Objective: In the data that follows, count each line holding the string "JSON"; answer with the number only.

## BEGIN Records to use

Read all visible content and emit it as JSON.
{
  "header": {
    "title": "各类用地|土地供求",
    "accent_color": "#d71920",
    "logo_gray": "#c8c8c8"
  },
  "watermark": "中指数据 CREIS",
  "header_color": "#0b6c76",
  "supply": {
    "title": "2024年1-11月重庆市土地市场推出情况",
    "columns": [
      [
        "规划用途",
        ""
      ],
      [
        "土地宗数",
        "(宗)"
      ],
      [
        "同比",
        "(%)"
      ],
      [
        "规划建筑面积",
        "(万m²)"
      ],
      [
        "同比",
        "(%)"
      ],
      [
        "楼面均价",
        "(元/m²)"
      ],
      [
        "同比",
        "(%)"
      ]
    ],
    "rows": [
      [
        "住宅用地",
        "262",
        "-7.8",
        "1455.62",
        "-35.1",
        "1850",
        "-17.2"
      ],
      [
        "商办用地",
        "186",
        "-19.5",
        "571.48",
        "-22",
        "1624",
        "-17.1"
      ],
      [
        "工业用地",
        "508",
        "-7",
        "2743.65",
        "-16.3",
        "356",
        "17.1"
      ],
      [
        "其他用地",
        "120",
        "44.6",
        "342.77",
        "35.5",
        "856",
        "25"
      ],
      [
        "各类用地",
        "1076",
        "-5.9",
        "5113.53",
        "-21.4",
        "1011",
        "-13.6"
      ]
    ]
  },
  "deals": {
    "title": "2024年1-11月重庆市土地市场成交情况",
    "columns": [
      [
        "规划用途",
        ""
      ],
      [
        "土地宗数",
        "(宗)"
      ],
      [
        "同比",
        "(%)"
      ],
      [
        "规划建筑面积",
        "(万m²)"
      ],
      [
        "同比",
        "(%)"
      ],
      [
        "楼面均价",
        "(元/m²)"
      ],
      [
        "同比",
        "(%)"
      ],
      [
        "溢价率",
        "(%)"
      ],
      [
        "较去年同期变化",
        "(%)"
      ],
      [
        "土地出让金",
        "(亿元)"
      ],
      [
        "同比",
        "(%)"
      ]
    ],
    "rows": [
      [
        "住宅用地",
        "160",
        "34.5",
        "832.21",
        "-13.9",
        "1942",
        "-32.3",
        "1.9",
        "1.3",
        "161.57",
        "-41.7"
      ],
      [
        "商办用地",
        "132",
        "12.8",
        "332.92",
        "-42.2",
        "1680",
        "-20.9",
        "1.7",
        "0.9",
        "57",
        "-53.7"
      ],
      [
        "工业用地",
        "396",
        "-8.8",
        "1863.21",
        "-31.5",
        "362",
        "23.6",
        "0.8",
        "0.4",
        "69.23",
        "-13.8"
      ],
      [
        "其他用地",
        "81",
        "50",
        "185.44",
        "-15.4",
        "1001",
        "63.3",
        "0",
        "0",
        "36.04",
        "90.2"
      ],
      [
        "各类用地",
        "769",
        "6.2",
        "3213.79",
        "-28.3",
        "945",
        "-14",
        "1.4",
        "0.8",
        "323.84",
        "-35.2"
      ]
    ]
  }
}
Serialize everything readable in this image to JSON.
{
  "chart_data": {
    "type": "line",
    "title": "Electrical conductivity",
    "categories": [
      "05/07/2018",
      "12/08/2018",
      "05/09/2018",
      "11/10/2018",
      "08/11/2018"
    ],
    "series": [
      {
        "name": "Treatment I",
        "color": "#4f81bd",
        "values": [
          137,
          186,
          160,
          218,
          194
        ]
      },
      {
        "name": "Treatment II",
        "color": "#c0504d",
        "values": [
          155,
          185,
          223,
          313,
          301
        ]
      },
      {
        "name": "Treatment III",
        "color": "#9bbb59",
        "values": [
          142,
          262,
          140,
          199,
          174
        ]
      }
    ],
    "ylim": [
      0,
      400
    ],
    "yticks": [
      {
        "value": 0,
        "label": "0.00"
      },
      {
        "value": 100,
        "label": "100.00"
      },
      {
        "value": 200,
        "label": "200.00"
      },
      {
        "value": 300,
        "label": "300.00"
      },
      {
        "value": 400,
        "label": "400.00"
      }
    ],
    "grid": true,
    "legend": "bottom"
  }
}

## END Records to use

Exercise output: 2